Identify the lines that contain the string "color", then copy each of them.
========================================================================
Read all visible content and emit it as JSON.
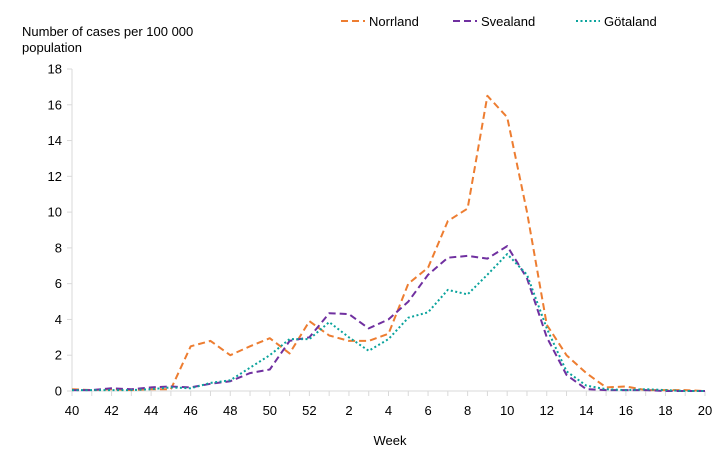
{
  "chart_data": {
    "type": "line",
    "title": "",
    "ylabel": "Number of cases per 100 000 population",
    "xlabel": "Week",
    "ylim": [
      0,
      18
    ],
    "yticks": [
      0,
      2,
      4,
      6,
      8,
      10,
      12,
      14,
      16,
      18
    ],
    "x_tick_labels": [
      "40",
      "42",
      "44",
      "46",
      "48",
      "50",
      "52",
      "2",
      "4",
      "6",
      "8",
      "10",
      "12",
      "14",
      "16",
      "18",
      "20"
    ],
    "weeks": [
      "40",
      "41",
      "42",
      "43",
      "44",
      "45",
      "46",
      "47",
      "48",
      "49",
      "50",
      "51",
      "52",
      "1",
      "2",
      "3",
      "4",
      "5",
      "6",
      "7",
      "8",
      "9",
      "10",
      "11",
      "12",
      "13",
      "14",
      "15",
      "16",
      "17",
      "18",
      "19",
      "20"
    ],
    "legend_position": "top",
    "grid": false,
    "series": [
      {
        "name": "Norrland",
        "color": "#ED7D31",
        "dash": "dashed",
        "values": [
          0.1,
          0.05,
          0.1,
          0.05,
          0.1,
          0.1,
          2.5,
          2.8,
          2.0,
          2.5,
          2.95,
          2.1,
          3.9,
          3.1,
          2.8,
          2.8,
          3.2,
          6.0,
          6.9,
          9.5,
          10.2,
          16.5,
          15.3,
          10.0,
          3.7,
          2.0,
          1.0,
          0.2,
          0.25,
          0.05,
          0.05,
          0.05,
          0.0
        ]
      },
      {
        "name": "Svealand",
        "color": "#7030A0",
        "dash": "dashed",
        "values": [
          0.05,
          0.05,
          0.15,
          0.1,
          0.2,
          0.25,
          0.2,
          0.4,
          0.55,
          1.0,
          1.2,
          2.8,
          3.0,
          4.35,
          4.3,
          3.5,
          4.0,
          5.0,
          6.5,
          7.45,
          7.55,
          7.4,
          8.1,
          6.3,
          3.0,
          0.9,
          0.1,
          0.05,
          0.05,
          0.05,
          0.0,
          0.0,
          0.0
        ]
      },
      {
        "name": "Götaland",
        "color": "#0AA39C",
        "dash": "dotted",
        "values": [
          0.05,
          0.05,
          0.05,
          0.05,
          0.1,
          0.2,
          0.15,
          0.45,
          0.6,
          1.3,
          2.0,
          2.9,
          2.9,
          3.85,
          3.0,
          2.25,
          2.9,
          4.1,
          4.4,
          5.65,
          5.4,
          6.5,
          7.65,
          6.5,
          3.5,
          1.1,
          0.3,
          0.1,
          0.05,
          0.1,
          0.05,
          0.0,
          0.0
        ]
      }
    ]
  }
}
========================================================================
▶ **Task solution**
        "color": "#ED7D31",
        "color": "#7030A0",
        "color": "#0AA39C",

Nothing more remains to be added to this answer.